• [Exercise instructions] Find every line of the listing below where "szeretné" appears, and copy it.

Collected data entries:
----
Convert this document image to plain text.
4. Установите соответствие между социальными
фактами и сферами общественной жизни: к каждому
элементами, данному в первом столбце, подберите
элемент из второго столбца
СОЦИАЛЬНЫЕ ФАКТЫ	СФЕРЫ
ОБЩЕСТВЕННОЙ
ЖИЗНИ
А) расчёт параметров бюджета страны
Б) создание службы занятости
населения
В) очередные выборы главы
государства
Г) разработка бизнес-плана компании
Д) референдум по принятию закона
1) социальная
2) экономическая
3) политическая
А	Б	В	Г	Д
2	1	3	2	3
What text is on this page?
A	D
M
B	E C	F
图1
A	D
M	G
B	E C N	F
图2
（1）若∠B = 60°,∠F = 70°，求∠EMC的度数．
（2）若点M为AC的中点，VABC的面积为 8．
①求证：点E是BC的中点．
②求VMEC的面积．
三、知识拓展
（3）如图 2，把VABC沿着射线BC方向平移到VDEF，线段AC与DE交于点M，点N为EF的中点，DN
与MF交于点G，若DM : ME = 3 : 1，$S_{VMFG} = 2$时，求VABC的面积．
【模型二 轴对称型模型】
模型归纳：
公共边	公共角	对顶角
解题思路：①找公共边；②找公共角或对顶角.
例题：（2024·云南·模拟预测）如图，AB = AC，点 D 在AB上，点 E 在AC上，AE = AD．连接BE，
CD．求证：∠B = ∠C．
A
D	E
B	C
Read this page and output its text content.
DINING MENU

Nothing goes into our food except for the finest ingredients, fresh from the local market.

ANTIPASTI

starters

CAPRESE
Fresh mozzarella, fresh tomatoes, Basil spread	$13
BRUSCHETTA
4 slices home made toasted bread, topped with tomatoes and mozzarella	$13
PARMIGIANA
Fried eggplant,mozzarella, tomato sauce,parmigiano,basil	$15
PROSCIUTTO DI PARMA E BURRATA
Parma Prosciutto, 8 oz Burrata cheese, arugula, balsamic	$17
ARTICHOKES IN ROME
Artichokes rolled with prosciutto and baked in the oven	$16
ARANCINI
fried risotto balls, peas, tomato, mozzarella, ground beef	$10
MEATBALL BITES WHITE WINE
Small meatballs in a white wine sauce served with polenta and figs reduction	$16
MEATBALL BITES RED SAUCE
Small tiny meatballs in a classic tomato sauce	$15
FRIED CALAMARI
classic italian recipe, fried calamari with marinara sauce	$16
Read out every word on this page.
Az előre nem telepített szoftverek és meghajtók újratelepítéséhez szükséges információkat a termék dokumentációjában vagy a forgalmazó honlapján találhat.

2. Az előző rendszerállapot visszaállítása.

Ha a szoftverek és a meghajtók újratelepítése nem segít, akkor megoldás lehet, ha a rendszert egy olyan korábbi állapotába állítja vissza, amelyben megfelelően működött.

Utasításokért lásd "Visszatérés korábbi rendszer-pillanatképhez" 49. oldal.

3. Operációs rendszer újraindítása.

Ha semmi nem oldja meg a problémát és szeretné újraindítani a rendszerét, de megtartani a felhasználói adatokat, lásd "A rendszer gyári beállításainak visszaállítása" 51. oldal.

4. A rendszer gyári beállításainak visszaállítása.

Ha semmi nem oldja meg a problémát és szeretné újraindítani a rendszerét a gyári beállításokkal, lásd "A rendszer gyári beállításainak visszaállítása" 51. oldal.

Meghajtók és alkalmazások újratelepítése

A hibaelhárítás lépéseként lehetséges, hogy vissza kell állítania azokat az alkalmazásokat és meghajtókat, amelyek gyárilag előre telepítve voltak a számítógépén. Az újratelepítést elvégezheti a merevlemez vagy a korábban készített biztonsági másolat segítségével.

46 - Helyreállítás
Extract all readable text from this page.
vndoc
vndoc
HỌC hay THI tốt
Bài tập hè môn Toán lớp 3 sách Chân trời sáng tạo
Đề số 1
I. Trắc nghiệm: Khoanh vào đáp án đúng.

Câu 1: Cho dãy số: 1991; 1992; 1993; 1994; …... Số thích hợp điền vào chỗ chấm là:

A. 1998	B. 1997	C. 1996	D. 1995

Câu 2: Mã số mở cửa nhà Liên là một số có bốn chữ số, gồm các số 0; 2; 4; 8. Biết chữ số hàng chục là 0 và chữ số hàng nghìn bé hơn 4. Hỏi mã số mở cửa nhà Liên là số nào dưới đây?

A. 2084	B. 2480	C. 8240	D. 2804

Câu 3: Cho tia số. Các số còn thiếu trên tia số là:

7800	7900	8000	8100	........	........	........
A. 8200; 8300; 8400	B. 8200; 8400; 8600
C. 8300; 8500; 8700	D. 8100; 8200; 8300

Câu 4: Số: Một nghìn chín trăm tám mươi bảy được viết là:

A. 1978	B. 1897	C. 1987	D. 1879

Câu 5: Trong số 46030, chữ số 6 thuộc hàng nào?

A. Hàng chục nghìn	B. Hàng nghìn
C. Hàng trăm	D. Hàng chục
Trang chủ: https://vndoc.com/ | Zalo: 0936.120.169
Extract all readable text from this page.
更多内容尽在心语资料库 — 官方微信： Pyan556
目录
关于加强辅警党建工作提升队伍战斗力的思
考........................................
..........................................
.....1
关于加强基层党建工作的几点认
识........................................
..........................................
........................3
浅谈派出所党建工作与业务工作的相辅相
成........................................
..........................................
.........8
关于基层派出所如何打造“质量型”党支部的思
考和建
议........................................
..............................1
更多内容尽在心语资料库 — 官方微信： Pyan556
----
• [Full output]
Ha semmi nem oldja meg a problémát és szeretné újraindítani a rendszerét, de megtartani a felhasználói adatokat, lásd "A rendszer gyári beállításainak visszaállítása" 51. oldal.
Ha semmi nem oldja meg a problémát és szeretné újraindítani a rendszerét a gyári beállításokkal, lásd "A rendszer gyári beállításainak visszaállítása" 51. oldal.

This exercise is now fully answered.